▶ INSTRUCTIONS TO FOLLOW: From the entries below, list each line with "this".

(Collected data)

+++

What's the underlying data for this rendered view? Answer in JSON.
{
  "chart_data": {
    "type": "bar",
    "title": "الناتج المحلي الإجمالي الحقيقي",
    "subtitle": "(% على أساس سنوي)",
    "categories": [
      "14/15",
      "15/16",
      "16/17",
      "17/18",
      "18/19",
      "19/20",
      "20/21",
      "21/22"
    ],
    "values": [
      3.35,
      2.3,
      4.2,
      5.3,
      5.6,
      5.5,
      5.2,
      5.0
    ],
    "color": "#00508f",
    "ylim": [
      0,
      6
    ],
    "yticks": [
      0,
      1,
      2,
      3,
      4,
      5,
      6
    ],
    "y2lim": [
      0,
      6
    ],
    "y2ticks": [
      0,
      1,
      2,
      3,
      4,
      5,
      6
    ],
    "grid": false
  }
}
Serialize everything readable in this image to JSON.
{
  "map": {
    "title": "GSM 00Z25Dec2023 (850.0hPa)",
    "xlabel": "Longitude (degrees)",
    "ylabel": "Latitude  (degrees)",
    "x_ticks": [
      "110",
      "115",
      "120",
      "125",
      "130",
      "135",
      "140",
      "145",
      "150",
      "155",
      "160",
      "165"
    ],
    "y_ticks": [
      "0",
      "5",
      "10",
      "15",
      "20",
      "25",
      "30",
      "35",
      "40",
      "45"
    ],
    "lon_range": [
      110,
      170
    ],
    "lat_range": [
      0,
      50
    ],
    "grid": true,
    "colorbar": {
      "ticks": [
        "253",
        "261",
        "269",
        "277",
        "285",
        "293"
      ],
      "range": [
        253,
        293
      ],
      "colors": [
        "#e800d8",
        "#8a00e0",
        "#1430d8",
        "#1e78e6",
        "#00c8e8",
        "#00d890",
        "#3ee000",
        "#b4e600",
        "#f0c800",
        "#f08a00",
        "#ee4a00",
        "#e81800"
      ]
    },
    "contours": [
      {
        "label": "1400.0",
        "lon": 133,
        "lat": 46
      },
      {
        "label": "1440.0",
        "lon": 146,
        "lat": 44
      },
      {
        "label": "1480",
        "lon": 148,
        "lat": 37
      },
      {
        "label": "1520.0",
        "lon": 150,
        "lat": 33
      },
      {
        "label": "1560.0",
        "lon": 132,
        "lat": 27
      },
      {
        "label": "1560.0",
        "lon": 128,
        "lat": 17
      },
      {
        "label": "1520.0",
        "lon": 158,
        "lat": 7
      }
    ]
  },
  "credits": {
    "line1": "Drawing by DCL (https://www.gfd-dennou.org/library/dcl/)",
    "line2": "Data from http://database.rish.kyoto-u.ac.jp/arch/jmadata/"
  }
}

+++

▶ SOLUTION TO THE PROBLEM:
What's the underlying data for this rendered view? Answer in JSON.
Serialize everything readable in this image to JSON.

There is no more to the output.